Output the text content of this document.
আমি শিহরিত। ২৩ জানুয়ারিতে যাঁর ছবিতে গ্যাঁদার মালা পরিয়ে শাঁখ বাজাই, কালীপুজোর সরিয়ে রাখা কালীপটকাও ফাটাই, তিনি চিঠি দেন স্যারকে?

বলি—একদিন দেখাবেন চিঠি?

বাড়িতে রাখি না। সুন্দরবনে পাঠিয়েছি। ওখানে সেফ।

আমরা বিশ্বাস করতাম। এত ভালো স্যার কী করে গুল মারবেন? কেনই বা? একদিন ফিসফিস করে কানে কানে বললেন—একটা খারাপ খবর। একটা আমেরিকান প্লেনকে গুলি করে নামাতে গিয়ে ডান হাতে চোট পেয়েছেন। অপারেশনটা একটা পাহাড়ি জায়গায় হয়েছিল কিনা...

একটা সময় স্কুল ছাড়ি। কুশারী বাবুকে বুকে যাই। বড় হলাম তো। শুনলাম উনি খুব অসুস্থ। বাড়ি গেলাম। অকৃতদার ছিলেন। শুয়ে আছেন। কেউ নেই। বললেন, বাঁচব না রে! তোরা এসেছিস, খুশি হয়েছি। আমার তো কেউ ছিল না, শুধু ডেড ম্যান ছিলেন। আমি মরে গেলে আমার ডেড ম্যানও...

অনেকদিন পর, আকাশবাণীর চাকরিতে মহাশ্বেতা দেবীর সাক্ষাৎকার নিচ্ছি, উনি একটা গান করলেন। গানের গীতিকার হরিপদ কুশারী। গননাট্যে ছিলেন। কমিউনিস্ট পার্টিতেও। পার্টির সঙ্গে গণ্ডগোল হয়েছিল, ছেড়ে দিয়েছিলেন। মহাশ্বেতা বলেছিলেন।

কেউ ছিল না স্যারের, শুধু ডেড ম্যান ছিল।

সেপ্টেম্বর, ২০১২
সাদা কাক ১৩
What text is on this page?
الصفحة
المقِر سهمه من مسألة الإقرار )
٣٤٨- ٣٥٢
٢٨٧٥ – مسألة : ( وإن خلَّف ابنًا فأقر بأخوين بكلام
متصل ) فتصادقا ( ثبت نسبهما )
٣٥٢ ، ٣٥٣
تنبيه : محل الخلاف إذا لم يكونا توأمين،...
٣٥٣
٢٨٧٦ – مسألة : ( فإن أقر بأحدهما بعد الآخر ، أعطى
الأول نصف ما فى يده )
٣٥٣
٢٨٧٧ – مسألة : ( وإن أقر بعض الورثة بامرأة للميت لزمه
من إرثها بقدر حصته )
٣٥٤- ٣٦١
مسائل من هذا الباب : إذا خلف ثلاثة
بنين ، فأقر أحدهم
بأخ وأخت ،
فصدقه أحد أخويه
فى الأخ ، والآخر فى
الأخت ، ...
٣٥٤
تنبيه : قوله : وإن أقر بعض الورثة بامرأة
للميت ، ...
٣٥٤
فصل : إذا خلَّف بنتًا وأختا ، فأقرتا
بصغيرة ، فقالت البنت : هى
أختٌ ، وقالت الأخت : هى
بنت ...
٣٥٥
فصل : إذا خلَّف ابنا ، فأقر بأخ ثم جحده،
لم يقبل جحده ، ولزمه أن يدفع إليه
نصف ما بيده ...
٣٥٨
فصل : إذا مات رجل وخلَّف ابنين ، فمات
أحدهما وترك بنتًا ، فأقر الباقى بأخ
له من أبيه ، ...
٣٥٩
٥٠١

▸ GIVEN EXERCISE: Can you restate every record above word for word?

▸ REPLY:
Output the text content of this document.
আমি শিহরিত। ২৩ জানুয়ারিতে যাঁর ছবিতে গ্যাঁদার মালা পরিয়ে শাঁখ বাজাই, কালীপুজোর সরিয়ে রাখা কালীপটকাও ফাটাই, তিনি চিঠি দেন স্যারকে?

বলি—একদিন দেখাবেন চিঠি?

বাড়িতে রাখি না। সুন্দরবনে পাঠিয়েছি। ওখানে সেফ।

আমরা বিশ্বাস করতাম। এত ভালো স্যার কী করে গুল মারবেন? কেনই বা? একদিন ফিসফিস করে কানে কানে বললেন—একটা খারাপ খবর। একটা আমেরিকান প্লেনকে গুলি করে নামাতে গিয়ে ডান হাতে চোট পেয়েছেন। অপারেশনটা একটা পাহাড়ি জায়গায় হয়েছিল কিনা...

একটা সময় স্কুল ছাড়ি। কুশারী বাবুকে বুকে যাই। বড় হলাম তো। শুনলাম উনি খুব অসুস্থ। বাড়ি গেলাম। অকৃতদার ছিলেন। শুয়ে আছেন। কেউ নেই। বললেন, বাঁচব না রে! তোরা এসেছিস, খুশি হয়েছি। আমার তো কেউ ছিল না, শুধু ডেড ম্যান ছিলেন। আমি মরে গেলে আমার ডেড ম্যানও...

অনেকদিন পর, আকাশবাণীর চাকরিতে মহাশ্বেতা দেবীর সাক্ষাৎকার নিচ্ছি, উনি একটা গান করলেন। গানের গীতিকার হরিপদ কুশারী। গননাট্যে ছিলেন। কমিউনিস্ট পার্টিতেও। পার্টির সঙ্গে গণ্ডগোল হয়েছিল, ছেড়ে দিয়েছিলেন। মহাশ্বেতা বলেছিলেন।

কেউ ছিল না স্যারের, শুধু ডেড ম্যান ছিল।

সেপ্টেম্বর, ২০১২
সাদা কাক ১৩
What text is on this page?
الصفحة
المقِر سهمه من مسألة الإقرار )
٣٤٨- ٣٥٢
٢٨٧٥ – مسألة : ( وإن خلَّف ابنًا فأقر بأخوين بكلام
متصل ) فتصادقا ( ثبت نسبهما )
٣٥٢ ، ٣٥٣
تنبيه : محل الخلاف إذا لم يكونا توأمين،...
٣٥٣
٢٨٧٦ – مسألة : ( فإن أقر بأحدهما بعد الآخر ، أعطى
الأول نصف ما فى يده )
٣٥٣
٢٨٧٧ – مسألة : ( وإن أقر بعض الورثة بامرأة للميت لزمه
من إرثها بقدر حصته )
٣٥٤- ٣٦١
مسائل من هذا الباب : إذا خلف ثلاثة
بنين ، فأقر أحدهم
بأخ وأخت ،
فصدقه أحد أخويه
فى الأخ ، والآخر فى
الأخت ، ...
٣٥٤
تنبيه : قوله : وإن أقر بعض الورثة بامرأة
للميت ، ...
٣٥٤
فصل : إذا خلَّف بنتًا وأختا ، فأقرتا
بصغيرة ، فقالت البنت : هى
أختٌ ، وقالت الأخت : هى
بنت ...
٣٥٥
فصل : إذا خلَّف ابنا ، فأقر بأخ ثم جحده،
لم يقبل جحده ، ولزمه أن يدفع إليه
نصف ما بيده ...
٣٥٨
فصل : إذا مات رجل وخلَّف ابنين ، فمات
أحدهما وترك بنتًا ، فأقر الباقى بأخ
له من أبيه ، ...
٣٥٩
٥٠١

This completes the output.